• **Directions**
Gather every line below where "this" appears.

• **The input**

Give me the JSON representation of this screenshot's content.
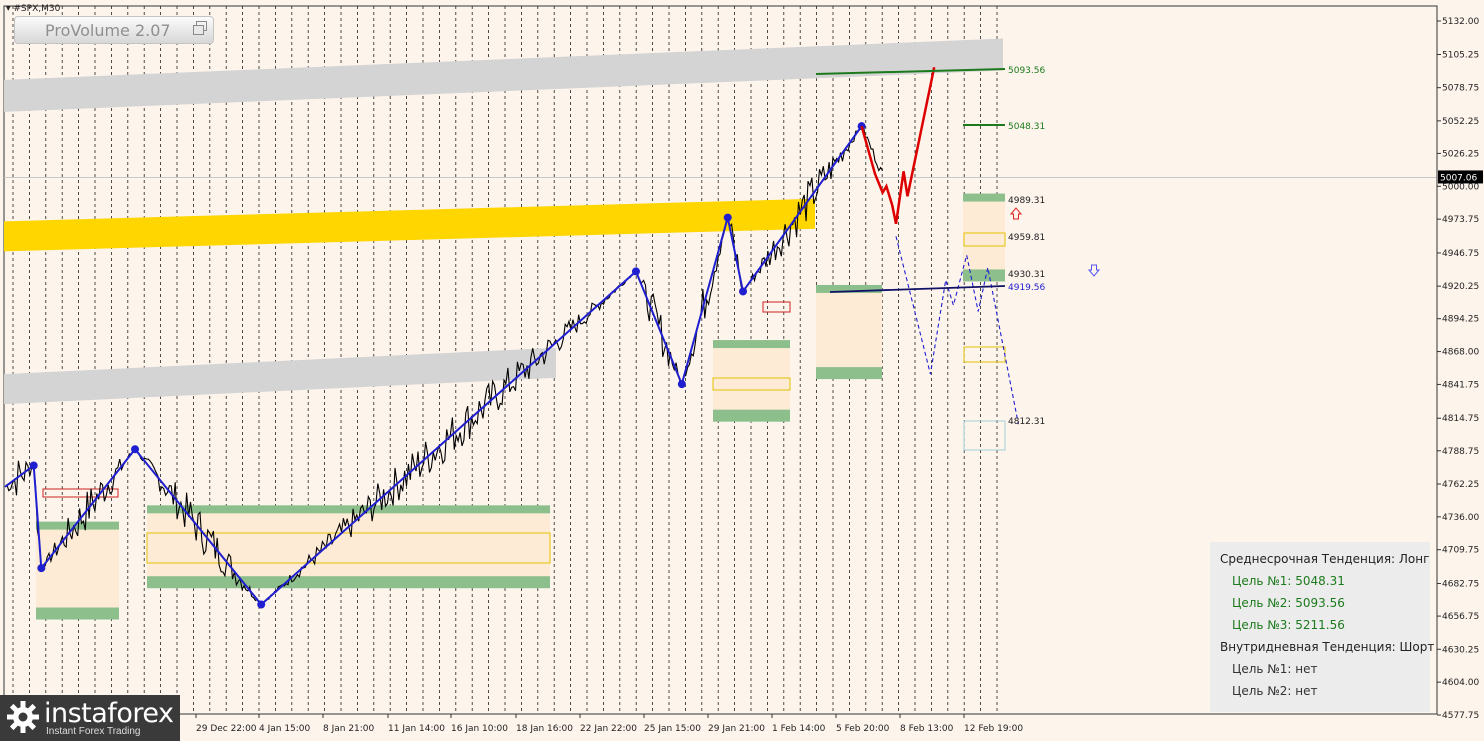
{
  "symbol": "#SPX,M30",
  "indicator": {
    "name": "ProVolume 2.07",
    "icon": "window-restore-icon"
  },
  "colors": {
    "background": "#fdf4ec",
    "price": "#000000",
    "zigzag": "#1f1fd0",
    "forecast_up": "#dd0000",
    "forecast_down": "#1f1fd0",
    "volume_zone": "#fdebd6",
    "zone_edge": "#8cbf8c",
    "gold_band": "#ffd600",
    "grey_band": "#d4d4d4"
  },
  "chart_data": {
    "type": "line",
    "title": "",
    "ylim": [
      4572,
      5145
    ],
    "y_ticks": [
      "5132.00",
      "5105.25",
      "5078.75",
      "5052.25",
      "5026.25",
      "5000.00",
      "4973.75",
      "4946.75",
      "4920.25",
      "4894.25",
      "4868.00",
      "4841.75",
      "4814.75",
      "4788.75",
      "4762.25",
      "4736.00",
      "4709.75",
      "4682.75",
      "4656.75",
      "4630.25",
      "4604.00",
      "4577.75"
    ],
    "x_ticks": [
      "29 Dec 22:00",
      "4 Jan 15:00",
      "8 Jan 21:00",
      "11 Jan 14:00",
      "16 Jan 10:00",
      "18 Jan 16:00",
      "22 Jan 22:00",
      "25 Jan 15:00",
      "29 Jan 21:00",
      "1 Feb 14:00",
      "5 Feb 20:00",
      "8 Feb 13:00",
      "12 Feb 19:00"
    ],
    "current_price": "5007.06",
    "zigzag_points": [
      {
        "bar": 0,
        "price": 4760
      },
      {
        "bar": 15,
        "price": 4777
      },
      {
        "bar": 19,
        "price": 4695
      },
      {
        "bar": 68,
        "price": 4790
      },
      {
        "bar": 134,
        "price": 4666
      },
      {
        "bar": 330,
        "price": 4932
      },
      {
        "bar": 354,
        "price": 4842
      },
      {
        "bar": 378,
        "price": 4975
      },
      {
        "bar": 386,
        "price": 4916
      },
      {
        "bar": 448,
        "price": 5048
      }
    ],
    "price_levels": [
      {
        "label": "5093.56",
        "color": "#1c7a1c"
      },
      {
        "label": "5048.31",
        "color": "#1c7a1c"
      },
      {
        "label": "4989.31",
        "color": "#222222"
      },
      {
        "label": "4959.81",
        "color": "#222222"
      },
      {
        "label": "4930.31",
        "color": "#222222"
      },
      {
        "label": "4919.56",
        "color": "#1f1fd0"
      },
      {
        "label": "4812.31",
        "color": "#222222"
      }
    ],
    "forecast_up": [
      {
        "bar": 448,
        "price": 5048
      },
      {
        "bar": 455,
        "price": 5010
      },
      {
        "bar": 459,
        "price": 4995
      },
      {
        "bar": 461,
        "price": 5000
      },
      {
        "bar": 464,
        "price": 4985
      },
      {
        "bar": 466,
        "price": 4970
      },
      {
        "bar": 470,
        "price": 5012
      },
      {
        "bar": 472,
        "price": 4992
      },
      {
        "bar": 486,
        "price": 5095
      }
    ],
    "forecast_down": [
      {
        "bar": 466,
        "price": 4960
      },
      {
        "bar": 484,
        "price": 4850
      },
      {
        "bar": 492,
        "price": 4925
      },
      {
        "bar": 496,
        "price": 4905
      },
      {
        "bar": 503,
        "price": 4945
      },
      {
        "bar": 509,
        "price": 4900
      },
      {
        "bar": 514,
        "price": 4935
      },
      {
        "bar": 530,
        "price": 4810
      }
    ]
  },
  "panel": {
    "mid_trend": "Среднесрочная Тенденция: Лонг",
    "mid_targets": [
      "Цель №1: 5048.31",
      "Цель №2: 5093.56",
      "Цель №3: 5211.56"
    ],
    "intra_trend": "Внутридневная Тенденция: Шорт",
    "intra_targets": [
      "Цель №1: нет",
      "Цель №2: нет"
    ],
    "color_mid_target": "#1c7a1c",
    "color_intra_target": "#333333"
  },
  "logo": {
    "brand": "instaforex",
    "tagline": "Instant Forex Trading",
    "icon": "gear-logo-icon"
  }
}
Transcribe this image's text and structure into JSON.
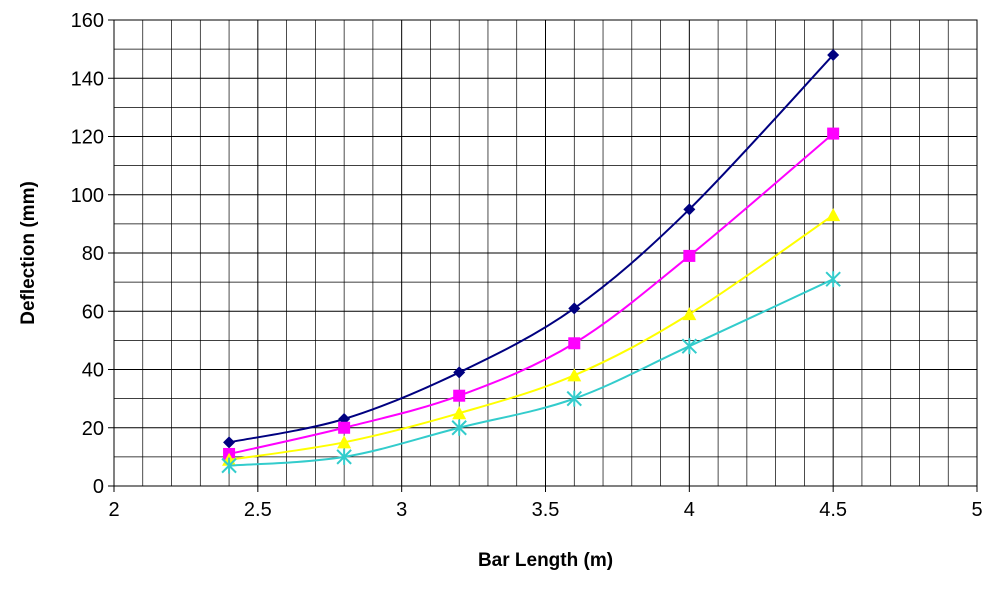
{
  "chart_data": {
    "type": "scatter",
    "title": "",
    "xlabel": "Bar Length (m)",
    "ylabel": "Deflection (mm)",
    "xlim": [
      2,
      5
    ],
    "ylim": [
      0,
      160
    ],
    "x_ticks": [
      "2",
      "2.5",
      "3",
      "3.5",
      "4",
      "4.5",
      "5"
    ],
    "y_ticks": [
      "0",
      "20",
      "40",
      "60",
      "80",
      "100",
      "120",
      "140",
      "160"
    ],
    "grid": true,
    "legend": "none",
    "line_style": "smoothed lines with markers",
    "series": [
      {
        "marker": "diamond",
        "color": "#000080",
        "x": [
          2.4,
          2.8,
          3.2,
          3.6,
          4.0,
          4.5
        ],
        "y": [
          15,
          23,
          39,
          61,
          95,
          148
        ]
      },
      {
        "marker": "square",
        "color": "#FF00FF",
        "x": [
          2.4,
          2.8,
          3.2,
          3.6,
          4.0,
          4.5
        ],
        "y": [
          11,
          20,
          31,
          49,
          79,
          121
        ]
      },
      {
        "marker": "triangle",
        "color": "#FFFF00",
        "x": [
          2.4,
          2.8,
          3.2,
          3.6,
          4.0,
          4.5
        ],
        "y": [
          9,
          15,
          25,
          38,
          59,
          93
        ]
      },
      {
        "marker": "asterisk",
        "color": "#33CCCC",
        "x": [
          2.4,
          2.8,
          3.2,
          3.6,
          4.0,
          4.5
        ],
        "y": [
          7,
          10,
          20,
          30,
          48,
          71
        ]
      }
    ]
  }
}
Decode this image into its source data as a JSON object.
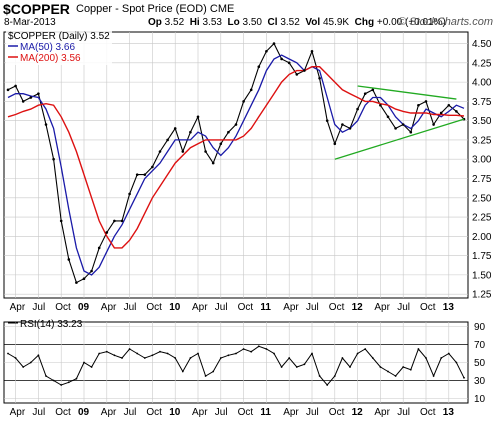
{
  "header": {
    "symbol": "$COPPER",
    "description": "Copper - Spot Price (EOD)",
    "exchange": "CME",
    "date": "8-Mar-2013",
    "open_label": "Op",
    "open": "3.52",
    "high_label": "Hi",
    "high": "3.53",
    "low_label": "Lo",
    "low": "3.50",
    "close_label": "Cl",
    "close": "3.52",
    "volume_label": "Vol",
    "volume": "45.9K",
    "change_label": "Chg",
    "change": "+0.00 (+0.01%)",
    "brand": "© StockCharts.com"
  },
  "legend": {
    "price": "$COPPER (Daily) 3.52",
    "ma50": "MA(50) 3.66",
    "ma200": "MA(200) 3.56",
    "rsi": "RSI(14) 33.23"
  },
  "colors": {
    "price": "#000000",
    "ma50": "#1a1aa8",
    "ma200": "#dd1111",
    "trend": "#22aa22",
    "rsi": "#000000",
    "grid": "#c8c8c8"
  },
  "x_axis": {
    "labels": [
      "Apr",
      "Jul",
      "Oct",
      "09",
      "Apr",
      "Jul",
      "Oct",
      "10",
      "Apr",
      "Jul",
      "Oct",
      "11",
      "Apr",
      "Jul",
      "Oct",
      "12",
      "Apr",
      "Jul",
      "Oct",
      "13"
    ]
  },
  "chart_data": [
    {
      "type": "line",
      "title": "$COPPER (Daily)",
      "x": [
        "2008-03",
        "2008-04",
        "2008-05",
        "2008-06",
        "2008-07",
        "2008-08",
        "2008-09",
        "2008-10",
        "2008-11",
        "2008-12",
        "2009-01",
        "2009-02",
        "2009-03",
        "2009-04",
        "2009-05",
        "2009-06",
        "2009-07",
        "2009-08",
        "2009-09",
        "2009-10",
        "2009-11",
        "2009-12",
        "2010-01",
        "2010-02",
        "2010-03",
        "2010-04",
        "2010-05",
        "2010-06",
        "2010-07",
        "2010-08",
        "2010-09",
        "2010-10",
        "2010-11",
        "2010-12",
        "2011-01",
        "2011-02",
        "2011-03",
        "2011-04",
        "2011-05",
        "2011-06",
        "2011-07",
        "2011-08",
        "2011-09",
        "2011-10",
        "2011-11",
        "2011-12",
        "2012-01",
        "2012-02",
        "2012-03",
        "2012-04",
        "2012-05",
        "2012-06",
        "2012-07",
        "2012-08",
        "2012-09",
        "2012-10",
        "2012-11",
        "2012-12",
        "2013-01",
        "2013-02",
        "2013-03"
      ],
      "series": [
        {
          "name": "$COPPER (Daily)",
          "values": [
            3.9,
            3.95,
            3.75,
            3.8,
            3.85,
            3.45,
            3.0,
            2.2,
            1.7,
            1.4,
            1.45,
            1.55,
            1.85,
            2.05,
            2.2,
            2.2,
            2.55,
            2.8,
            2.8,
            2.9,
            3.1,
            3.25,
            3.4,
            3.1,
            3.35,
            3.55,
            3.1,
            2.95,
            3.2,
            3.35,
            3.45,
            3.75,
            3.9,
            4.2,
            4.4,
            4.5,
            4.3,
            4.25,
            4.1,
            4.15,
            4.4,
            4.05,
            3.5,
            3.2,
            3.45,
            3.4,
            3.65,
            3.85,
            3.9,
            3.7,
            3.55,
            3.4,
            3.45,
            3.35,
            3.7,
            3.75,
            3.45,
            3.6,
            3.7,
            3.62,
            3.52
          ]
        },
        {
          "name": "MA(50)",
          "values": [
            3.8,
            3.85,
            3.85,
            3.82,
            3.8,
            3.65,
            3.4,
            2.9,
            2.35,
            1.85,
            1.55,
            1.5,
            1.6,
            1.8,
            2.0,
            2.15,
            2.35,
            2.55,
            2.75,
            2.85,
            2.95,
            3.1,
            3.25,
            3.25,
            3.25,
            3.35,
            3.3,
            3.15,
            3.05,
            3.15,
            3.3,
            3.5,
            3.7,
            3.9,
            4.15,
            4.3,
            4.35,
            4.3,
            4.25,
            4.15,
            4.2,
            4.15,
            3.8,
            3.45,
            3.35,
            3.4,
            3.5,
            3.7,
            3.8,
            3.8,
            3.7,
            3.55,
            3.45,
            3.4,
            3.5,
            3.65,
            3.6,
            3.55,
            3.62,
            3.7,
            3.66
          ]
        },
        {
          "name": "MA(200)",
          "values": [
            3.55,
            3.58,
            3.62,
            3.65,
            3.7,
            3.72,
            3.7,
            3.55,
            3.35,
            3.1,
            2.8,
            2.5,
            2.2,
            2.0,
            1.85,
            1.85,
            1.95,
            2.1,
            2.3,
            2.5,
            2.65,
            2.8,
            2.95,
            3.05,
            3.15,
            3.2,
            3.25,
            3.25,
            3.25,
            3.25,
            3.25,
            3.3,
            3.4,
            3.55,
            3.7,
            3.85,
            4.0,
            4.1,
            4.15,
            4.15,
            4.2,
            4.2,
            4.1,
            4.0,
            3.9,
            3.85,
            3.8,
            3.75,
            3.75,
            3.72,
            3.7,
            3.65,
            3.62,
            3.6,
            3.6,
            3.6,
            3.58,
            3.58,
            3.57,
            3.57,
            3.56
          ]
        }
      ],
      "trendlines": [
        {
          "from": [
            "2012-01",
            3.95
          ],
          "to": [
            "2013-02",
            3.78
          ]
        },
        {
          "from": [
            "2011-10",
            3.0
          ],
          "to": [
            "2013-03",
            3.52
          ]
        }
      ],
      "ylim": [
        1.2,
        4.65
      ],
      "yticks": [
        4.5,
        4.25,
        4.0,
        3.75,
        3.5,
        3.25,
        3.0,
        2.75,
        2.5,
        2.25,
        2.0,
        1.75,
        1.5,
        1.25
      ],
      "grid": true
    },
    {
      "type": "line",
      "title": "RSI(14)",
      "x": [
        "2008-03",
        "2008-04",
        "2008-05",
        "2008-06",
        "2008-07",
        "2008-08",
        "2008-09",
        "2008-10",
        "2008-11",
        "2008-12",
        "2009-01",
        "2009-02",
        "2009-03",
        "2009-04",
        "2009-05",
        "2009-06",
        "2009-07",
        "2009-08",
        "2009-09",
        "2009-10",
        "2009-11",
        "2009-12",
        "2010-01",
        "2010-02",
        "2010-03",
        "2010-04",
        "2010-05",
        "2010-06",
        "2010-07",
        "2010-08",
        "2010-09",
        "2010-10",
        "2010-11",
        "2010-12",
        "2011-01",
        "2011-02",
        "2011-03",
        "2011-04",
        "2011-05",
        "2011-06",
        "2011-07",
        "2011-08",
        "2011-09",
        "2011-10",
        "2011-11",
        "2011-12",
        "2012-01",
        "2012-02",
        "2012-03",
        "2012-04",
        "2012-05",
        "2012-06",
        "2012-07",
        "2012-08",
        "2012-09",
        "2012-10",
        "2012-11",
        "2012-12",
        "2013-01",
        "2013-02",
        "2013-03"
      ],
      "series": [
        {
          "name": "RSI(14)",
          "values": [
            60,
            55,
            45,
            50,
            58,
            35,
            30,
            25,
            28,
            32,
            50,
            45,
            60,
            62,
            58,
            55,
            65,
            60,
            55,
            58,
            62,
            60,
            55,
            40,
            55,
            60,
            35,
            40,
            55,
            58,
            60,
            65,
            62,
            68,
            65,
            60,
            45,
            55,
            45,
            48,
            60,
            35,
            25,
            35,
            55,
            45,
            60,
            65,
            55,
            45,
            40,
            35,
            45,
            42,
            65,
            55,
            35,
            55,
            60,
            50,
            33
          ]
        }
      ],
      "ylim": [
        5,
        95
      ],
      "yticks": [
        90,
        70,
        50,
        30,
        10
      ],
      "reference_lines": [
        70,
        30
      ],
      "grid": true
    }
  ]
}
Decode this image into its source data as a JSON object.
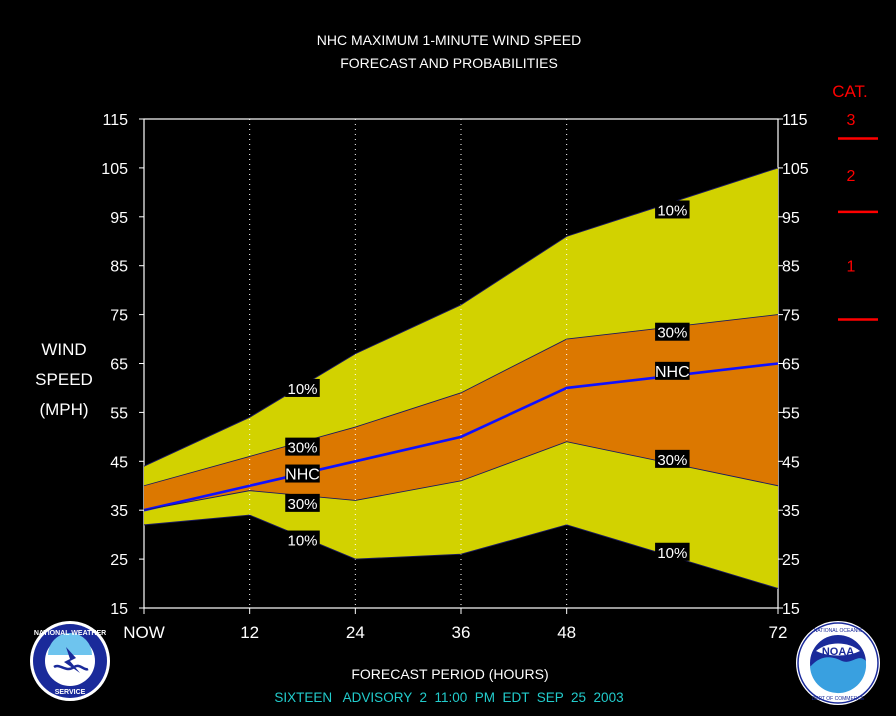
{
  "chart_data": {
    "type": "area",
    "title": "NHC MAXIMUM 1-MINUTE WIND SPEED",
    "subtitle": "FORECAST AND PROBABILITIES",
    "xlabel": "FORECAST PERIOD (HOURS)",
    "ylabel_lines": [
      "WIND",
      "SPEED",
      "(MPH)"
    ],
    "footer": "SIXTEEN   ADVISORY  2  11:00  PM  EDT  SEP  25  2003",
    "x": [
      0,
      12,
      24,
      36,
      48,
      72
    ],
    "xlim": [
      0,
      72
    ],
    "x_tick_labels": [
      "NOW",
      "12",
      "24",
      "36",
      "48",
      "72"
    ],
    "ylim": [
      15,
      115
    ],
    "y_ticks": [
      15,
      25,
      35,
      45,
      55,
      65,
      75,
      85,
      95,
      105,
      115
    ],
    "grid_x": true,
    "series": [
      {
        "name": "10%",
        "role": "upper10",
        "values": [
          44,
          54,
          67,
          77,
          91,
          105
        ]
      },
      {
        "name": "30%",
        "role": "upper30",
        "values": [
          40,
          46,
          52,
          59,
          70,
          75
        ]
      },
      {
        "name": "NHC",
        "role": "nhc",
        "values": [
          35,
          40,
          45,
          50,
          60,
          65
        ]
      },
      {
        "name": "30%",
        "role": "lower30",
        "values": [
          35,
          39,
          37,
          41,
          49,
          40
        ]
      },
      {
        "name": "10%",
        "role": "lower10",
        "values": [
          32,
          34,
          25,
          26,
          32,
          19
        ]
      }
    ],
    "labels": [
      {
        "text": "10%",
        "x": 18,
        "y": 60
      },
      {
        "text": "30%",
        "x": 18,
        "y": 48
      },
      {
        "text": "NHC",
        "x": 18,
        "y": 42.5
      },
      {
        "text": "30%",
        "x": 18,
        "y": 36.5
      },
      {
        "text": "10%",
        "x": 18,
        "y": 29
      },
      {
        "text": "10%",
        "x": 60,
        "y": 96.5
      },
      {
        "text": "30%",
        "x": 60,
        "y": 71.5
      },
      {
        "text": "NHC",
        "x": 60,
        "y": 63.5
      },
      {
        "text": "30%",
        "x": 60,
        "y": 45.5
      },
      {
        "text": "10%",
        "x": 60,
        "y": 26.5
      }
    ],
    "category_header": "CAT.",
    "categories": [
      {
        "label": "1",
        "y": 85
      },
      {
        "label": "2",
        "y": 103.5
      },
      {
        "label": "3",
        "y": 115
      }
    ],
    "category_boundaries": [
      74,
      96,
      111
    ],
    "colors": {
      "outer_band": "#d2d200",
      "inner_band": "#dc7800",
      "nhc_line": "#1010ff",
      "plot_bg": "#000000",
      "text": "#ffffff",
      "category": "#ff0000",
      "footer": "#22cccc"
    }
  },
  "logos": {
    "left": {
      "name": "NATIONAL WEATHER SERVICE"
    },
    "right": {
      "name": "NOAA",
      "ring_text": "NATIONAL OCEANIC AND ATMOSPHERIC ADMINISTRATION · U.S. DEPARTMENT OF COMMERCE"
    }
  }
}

• **Finished answer**
Give me the JSON representation of this screenshot's content.
Transcribe this image's text and structure into JSON.
Decode this image into its source data as a JSON object.
Decode this image into its source data as a JSON object.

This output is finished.